:: Stated goal ::
Would you repeat the listing exactly but omit every picture?

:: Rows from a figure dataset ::
--- Begin ---
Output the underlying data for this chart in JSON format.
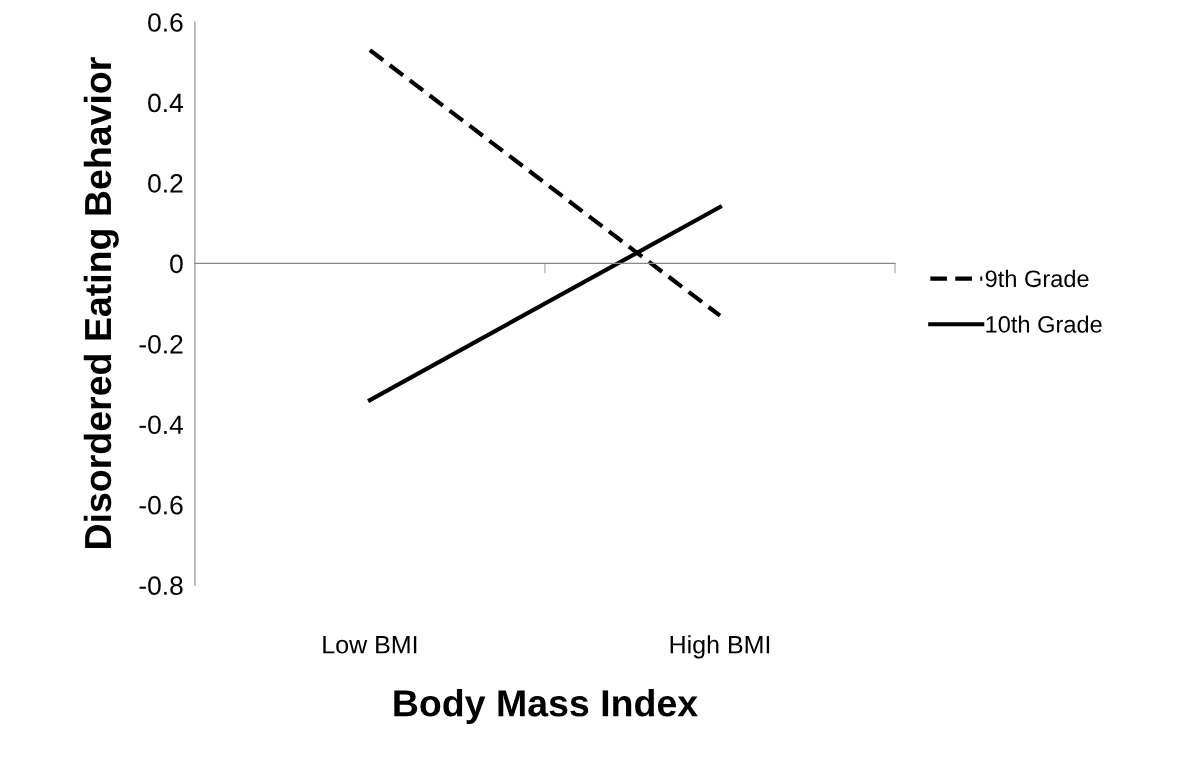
{
  "chart_data": {
    "type": "line",
    "xlabel": "Body Mass Index",
    "ylabel": "Disordered Eating Behavior",
    "categories": [
      "Low BMI",
      "High BMI"
    ],
    "series": [
      {
        "name": "9th Grade",
        "color": "#000000",
        "line_style": "dashed",
        "values": [
          0.53,
          -0.13
        ]
      },
      {
        "name": "10th Grade",
        "color": "#000000",
        "line_style": "solid",
        "values": [
          -0.34,
          0.14
        ]
      }
    ],
    "ylim": [
      -0.8,
      0.6
    ],
    "yticks": [
      -0.8,
      -0.6,
      -0.4,
      -0.2,
      0,
      0.2,
      0.4,
      0.6
    ],
    "legend": "right",
    "marker": "none"
  }
}
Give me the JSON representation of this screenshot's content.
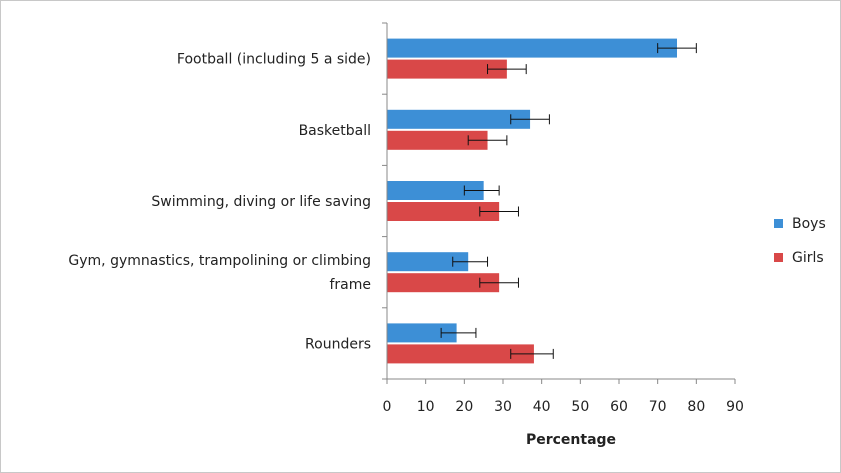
--- End ---
:: Output of the task ::
Output the underlying data for this chart in JSON format.
{
  "chart_data": {
    "type": "line",
    "xlabel": "Body Mass Index",
    "ylabel": "Disordered Eating Behavior",
    "categories": [
      "Low BMI",
      "High BMI"
    ],
    "series": [
      {
        "name": "9th Grade",
        "color": "#000000",
        "line_style": "dashed",
        "values": [
          0.53,
          -0.13
        ]
      },
      {
        "name": "10th Grade",
        "color": "#000000",
        "line_style": "solid",
        "values": [
          -0.34,
          0.14
        ]
      }
    ],
    "ylim": [
      -0.8,
      0.6
    ],
    "yticks": [
      -0.8,
      -0.6,
      -0.4,
      -0.2,
      0,
      0.2,
      0.4,
      0.6
    ],
    "legend": "right",
    "marker": "none"
  }
}
Give me the JSON representation of this screenshot's content.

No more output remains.